Source records
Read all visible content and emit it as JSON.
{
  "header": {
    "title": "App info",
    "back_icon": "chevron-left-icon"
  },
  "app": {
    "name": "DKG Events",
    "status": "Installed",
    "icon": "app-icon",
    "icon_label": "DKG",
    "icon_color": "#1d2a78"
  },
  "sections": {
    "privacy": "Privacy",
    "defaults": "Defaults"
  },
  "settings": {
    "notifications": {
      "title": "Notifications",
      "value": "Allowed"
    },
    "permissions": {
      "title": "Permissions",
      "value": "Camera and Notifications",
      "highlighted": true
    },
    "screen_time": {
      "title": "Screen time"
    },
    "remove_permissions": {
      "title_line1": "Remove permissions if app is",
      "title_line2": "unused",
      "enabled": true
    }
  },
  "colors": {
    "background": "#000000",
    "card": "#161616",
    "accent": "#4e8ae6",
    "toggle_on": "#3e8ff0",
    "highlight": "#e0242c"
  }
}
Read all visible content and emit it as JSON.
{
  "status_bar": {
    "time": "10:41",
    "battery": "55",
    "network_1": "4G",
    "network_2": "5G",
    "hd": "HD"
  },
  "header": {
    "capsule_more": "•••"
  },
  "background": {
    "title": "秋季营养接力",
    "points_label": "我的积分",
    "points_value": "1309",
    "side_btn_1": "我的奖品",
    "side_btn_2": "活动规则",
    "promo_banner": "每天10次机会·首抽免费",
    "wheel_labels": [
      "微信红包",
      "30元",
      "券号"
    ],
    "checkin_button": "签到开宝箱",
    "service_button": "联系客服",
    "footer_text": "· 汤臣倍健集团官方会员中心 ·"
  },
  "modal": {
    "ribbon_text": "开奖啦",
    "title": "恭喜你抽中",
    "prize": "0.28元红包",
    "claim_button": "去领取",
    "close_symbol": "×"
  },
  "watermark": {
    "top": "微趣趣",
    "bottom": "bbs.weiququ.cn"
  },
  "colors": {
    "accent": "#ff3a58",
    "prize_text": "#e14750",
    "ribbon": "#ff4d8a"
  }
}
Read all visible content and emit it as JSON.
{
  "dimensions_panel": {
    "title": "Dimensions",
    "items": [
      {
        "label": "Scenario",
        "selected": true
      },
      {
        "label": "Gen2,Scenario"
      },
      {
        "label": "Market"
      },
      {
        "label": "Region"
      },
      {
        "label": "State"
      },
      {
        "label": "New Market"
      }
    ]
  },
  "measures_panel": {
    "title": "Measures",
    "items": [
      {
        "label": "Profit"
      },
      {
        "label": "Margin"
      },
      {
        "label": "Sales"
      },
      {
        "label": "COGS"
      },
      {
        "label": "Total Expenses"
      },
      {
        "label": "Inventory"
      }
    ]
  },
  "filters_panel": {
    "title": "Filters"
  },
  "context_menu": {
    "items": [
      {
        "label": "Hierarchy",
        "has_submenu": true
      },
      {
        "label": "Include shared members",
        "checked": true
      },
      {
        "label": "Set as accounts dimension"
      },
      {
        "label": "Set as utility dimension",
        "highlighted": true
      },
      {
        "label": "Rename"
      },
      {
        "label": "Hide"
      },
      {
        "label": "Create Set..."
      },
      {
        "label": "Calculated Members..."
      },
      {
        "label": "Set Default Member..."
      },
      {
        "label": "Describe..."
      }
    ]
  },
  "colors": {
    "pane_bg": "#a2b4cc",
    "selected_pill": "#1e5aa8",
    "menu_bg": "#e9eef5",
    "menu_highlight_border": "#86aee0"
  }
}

_Goal of the exercise_.
Reproduce the full set of records precisely.

_Written answer_.
Read all visible content and emit it as JSON.
{
  "header": {
    "title": "App info",
    "back_icon": "chevron-left-icon"
  },
  "app": {
    "name": "DKG Events",
    "status": "Installed",
    "icon": "app-icon",
    "icon_label": "DKG",
    "icon_color": "#1d2a78"
  },
  "sections": {
    "privacy": "Privacy",
    "defaults": "Defaults"
  },
  "settings": {
    "notifications": {
      "title": "Notifications",
      "value": "Allowed"
    },
    "permissions": {
      "title": "Permissions",
      "value": "Camera and Notifications",
      "highlighted": true
    },
    "screen_time": {
      "title": "Screen time"
    },
    "remove_permissions": {
      "title_line1": "Remove permissions if app is",
      "title_line2": "unused",
      "enabled": true
    }
  },
  "colors": {
    "background": "#000000",
    "card": "#161616",
    "accent": "#4e8ae6",
    "toggle_on": "#3e8ff0",
    "highlight": "#e0242c"
  }
}
Read all visible content and emit it as JSON.
{
  "status_bar": {
    "time": "10:41",
    "battery": "55",
    "network_1": "4G",
    "network_2": "5G",
    "hd": "HD"
  },
  "header": {
    "capsule_more": "•••"
  },
  "background": {
    "title": "秋季营养接力",
    "points_label": "我的积分",
    "points_value": "1309",
    "side_btn_1": "我的奖品",
    "side_btn_2": "活动规则",
    "promo_banner": "每天10次机会·首抽免费",
    "wheel_labels": [
      "微信红包",
      "30元",
      "券号"
    ],
    "checkin_button": "签到开宝箱",
    "service_button": "联系客服",
    "footer_text": "· 汤臣倍健集团官方会员中心 ·"
  },
  "modal": {
    "ribbon_text": "开奖啦",
    "title": "恭喜你抽中",
    "prize": "0.28元红包",
    "claim_button": "去领取",
    "close_symbol": "×"
  },
  "watermark": {
    "top": "微趣趣",
    "bottom": "bbs.weiququ.cn"
  },
  "colors": {
    "accent": "#ff3a58",
    "prize_text": "#e14750",
    "ribbon": "#ff4d8a"
  }
}
Read all visible content and emit it as JSON.
{
  "dimensions_panel": {
    "title": "Dimensions",
    "items": [
      {
        "label": "Scenario",
        "selected": true
      },
      {
        "label": "Gen2,Scenario"
      },
      {
        "label": "Market"
      },
      {
        "label": "Region"
      },
      {
        "label": "State"
      },
      {
        "label": "New Market"
      }
    ]
  },
  "measures_panel": {
    "title": "Measures",
    "items": [
      {
        "label": "Profit"
      },
      {
        "label": "Margin"
      },
      {
        "label": "Sales"
      },
      {
        "label": "COGS"
      },
      {
        "label": "Total Expenses"
      },
      {
        "label": "Inventory"
      }
    ]
  },
  "filters_panel": {
    "title": "Filters"
  },
  "context_menu": {
    "items": [
      {
        "label": "Hierarchy",
        "has_submenu": true
      },
      {
        "label": "Include shared members",
        "checked": true
      },
      {
        "label": "Set as accounts dimension"
      },
      {
        "label": "Set as utility dimension",
        "highlighted": true
      },
      {
        "label": "Rename"
      },
      {
        "label": "Hide"
      },
      {
        "label": "Create Set..."
      },
      {
        "label": "Calculated Members..."
      },
      {
        "label": "Set Default Member..."
      },
      {
        "label": "Describe..."
      }
    ]
  },
  "colors": {
    "pane_bg": "#a2b4cc",
    "selected_pill": "#1e5aa8",
    "menu_bg": "#e9eef5",
    "menu_highlight_border": "#86aee0"
  }
}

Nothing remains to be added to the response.